Provided data start

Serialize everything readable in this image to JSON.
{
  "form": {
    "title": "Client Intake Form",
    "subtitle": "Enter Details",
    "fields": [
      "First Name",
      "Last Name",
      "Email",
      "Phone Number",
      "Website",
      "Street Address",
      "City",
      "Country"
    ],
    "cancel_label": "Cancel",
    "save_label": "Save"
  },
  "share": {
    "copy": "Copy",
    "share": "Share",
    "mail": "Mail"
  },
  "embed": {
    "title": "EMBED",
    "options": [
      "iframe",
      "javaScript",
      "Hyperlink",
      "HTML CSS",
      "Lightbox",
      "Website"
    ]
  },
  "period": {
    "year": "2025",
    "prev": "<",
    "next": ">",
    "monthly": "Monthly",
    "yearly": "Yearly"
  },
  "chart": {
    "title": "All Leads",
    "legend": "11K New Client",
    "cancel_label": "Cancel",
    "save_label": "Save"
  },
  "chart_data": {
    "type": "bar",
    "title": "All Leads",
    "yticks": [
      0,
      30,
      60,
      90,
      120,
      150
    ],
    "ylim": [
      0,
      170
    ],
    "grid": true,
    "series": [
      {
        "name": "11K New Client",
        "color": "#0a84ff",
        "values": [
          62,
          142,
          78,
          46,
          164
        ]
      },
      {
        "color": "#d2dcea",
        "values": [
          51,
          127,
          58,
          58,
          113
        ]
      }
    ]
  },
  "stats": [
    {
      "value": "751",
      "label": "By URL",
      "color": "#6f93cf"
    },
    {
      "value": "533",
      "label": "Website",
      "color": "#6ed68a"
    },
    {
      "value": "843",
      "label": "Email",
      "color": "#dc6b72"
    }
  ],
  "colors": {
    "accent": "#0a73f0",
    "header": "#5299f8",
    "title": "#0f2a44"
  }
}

Provided data end

Repeat back the data above, exact to the last character.

### Response
Serialize everything readable in this image to JSON.
{
  "form": {
    "title": "Client Intake Form",
    "subtitle": "Enter Details",
    "fields": [
      "First Name",
      "Last Name",
      "Email",
      "Phone Number",
      "Website",
      "Street Address",
      "City",
      "Country"
    ],
    "cancel_label": "Cancel",
    "save_label": "Save"
  },
  "share": {
    "copy": "Copy",
    "share": "Share",
    "mail": "Mail"
  },
  "embed": {
    "title": "EMBED",
    "options": [
      "iframe",
      "javaScript",
      "Hyperlink",
      "HTML CSS",
      "Lightbox",
      "Website"
    ]
  },
  "period": {
    "year": "2025",
    "prev": "<",
    "next": ">",
    "monthly": "Monthly",
    "yearly": "Yearly"
  },
  "chart": {
    "title": "All Leads",
    "legend": "11K New Client",
    "cancel_label": "Cancel",
    "save_label": "Save"
  },
  "chart_data": {
    "type": "bar",
    "title": "All Leads",
    "yticks": [
      0,
      30,
      60,
      90,
      120,
      150
    ],
    "ylim": [
      0,
      170
    ],
    "grid": true,
    "series": [
      {
        "name": "11K New Client",
        "color": "#0a84ff",
        "values": [
          62,
          142,
          78,
          46,
          164
        ]
      },
      {
        "color": "#d2dcea",
        "values": [
          51,
          127,
          58,
          58,
          113
        ]
      }
    ]
  },
  "stats": [
    {
      "value": "751",
      "label": "By URL",
      "color": "#6f93cf"
    },
    {
      "value": "533",
      "label": "Website",
      "color": "#6ed68a"
    },
    {
      "value": "843",
      "label": "Email",
      "color": "#dc6b72"
    }
  ],
  "colors": {
    "accent": "#0a73f0",
    "header": "#5299f8",
    "title": "#0f2a44"
  }
}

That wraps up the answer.